GIVEN PROBLEM: Reproduce the listing that follows with no differences at all.

Stored data entries
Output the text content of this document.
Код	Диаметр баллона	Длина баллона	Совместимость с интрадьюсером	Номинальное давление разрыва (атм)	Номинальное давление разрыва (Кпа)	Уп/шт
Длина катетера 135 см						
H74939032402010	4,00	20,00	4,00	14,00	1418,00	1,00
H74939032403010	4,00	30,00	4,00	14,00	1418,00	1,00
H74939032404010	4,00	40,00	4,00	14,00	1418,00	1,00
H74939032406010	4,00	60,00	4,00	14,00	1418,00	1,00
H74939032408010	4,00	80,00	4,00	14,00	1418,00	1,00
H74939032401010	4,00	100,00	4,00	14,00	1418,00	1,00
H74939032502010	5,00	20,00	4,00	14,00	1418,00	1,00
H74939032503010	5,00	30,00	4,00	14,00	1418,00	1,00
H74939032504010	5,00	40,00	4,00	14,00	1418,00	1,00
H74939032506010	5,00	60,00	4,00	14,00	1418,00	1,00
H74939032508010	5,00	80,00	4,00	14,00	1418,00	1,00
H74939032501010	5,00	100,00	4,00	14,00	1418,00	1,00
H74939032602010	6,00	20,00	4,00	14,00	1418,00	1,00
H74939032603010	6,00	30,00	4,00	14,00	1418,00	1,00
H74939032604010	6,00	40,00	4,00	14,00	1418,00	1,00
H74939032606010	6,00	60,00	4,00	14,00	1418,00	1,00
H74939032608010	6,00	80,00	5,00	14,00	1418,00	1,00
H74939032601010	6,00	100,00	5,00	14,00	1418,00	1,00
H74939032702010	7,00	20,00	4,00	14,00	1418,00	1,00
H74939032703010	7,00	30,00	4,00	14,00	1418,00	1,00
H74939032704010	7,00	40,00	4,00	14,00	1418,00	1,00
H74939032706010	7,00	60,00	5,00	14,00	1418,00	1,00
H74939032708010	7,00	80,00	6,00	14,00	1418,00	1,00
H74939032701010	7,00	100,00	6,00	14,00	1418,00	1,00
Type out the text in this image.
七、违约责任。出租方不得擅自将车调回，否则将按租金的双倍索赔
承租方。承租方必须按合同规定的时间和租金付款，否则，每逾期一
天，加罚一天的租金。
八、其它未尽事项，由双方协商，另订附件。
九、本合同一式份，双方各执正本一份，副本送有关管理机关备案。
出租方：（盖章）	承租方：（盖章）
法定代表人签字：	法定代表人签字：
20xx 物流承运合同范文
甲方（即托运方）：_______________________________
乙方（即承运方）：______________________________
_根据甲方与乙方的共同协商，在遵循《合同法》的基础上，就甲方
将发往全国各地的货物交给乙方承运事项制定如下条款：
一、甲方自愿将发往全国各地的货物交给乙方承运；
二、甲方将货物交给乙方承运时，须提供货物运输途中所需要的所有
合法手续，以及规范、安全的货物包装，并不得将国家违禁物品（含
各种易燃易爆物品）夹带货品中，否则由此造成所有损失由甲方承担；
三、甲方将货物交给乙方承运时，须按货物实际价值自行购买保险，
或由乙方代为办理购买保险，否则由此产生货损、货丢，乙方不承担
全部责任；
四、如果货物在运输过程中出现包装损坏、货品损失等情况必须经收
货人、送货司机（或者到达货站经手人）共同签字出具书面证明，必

OUTPUT BELOW:
Output the text content of this document.
Код	Диаметр баллона	Длина баллона	Совместимость с интрадьюсером	Номинальное давление разрыва (атм)	Номинальное давление разрыва (Кпа)	Уп/шт
Длина катетера 135 см						
H74939032402010	4,00	20,00	4,00	14,00	1418,00	1,00
H74939032403010	4,00	30,00	4,00	14,00	1418,00	1,00
H74939032404010	4,00	40,00	4,00	14,00	1418,00	1,00
H74939032406010	4,00	60,00	4,00	14,00	1418,00	1,00
H74939032408010	4,00	80,00	4,00	14,00	1418,00	1,00
H74939032401010	4,00	100,00	4,00	14,00	1418,00	1,00
H74939032502010	5,00	20,00	4,00	14,00	1418,00	1,00
H74939032503010	5,00	30,00	4,00	14,00	1418,00	1,00
H74939032504010	5,00	40,00	4,00	14,00	1418,00	1,00
H74939032506010	5,00	60,00	4,00	14,00	1418,00	1,00
H74939032508010	5,00	80,00	4,00	14,00	1418,00	1,00
H74939032501010	5,00	100,00	4,00	14,00	1418,00	1,00
H74939032602010	6,00	20,00	4,00	14,00	1418,00	1,00
H74939032603010	6,00	30,00	4,00	14,00	1418,00	1,00
H74939032604010	6,00	40,00	4,00	14,00	1418,00	1,00
H74939032606010	6,00	60,00	4,00	14,00	1418,00	1,00
H74939032608010	6,00	80,00	5,00	14,00	1418,00	1,00
H74939032601010	6,00	100,00	5,00	14,00	1418,00	1,00
H74939032702010	7,00	20,00	4,00	14,00	1418,00	1,00
H74939032703010	7,00	30,00	4,00	14,00	1418,00	1,00
H74939032704010	7,00	40,00	4,00	14,00	1418,00	1,00
H74939032706010	7,00	60,00	5,00	14,00	1418,00	1,00
H74939032708010	7,00	80,00	6,00	14,00	1418,00	1,00
H74939032701010	7,00	100,00	6,00	14,00	1418,00	1,00
Type out the text in this image.
七、违约责任。出租方不得擅自将车调回，否则将按租金的双倍索赔
承租方。承租方必须按合同规定的时间和租金付款，否则，每逾期一
天，加罚一天的租金。
八、其它未尽事项，由双方协商，另订附件。
九、本合同一式份，双方各执正本一份，副本送有关管理机关备案。
出租方：（盖章）	承租方：（盖章）
法定代表人签字：	法定代表人签字：
20xx 物流承运合同范文
甲方（即托运方）：_______________________________
乙方（即承运方）：______________________________
_根据甲方与乙方的共同协商，在遵循《合同法》的基础上，就甲方
将发往全国各地的货物交给乙方承运事项制定如下条款：
一、甲方自愿将发往全国各地的货物交给乙方承运；
二、甲方将货物交给乙方承运时，须提供货物运输途中所需要的所有
合法手续，以及规范、安全的货物包装，并不得将国家违禁物品（含
各种易燃易爆物品）夹带货品中，否则由此造成所有损失由甲方承担；
三、甲方将货物交给乙方承运时，须按货物实际价值自行购买保险，
或由乙方代为办理购买保险，否则由此产生货损、货丢，乙方不承担
全部责任；
四、如果货物在运输过程中出现包装损坏、货品损失等情况必须经收
货人、送货司机（或者到达货站经手人）共同签字出具书面证明，必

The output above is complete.